### Exercise task
Count how many lines of the data below contain the string "Landscape"; the reply should be that number alone.
----- Input
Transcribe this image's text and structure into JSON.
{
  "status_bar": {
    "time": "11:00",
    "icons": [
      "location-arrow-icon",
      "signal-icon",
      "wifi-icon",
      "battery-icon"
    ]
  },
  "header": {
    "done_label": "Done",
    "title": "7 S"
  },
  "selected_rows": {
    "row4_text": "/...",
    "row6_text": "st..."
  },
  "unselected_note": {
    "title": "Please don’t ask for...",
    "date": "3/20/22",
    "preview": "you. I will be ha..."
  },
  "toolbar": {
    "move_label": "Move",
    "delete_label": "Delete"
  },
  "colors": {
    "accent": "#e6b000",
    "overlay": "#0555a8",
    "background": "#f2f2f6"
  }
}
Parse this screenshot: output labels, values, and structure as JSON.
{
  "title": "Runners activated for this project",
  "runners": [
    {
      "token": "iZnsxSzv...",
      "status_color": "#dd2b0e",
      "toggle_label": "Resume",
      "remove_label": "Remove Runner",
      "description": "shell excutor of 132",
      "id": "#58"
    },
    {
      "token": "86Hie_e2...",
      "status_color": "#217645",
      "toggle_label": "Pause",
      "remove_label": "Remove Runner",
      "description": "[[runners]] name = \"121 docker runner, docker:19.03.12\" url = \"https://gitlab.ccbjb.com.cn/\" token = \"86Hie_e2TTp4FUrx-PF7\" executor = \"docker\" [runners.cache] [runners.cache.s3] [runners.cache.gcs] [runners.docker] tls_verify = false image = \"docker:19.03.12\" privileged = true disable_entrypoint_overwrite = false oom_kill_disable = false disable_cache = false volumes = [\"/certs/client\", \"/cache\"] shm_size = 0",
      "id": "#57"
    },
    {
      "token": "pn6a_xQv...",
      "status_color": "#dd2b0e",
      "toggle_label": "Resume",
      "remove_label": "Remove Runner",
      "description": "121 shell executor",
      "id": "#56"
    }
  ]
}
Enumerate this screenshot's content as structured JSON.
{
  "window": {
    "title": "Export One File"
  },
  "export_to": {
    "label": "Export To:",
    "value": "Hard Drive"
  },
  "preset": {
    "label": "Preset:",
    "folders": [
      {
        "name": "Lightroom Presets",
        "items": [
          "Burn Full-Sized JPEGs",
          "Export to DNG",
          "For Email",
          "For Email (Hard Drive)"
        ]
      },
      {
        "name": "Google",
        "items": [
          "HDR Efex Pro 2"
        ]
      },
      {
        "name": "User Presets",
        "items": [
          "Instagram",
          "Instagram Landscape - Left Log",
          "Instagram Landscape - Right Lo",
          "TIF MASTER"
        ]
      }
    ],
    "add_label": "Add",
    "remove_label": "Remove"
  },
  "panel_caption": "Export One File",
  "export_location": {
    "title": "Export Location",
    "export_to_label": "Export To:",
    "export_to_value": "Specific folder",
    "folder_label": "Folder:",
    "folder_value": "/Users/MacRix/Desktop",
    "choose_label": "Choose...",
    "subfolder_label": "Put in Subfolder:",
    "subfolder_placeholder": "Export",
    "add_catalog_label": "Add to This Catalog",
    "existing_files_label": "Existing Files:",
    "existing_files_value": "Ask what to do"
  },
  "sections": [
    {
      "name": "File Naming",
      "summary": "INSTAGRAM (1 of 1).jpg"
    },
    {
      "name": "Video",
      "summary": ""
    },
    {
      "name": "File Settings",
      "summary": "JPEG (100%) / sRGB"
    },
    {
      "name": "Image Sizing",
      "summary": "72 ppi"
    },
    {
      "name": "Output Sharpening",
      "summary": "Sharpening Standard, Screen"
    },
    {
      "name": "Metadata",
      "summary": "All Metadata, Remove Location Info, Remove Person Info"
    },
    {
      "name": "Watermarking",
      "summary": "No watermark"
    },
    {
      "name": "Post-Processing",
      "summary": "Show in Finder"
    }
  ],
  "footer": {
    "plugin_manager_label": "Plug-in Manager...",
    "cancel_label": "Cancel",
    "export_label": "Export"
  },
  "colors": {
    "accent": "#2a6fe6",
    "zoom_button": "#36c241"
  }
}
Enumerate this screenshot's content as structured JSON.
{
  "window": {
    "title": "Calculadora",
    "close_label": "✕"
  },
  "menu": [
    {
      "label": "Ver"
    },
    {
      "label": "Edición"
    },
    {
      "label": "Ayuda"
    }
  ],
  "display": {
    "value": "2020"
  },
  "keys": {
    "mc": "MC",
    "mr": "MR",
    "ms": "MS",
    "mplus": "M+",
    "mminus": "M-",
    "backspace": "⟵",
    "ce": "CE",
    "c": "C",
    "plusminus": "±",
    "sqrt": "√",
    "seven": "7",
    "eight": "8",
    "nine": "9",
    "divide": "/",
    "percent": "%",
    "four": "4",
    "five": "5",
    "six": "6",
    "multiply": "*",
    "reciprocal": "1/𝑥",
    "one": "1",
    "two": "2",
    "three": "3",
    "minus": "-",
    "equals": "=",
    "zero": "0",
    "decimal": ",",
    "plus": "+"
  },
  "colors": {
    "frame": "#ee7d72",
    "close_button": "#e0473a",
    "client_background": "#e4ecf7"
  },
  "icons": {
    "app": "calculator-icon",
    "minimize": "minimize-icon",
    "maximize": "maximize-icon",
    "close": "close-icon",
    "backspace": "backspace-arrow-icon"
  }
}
----------
### Solution to the problem
2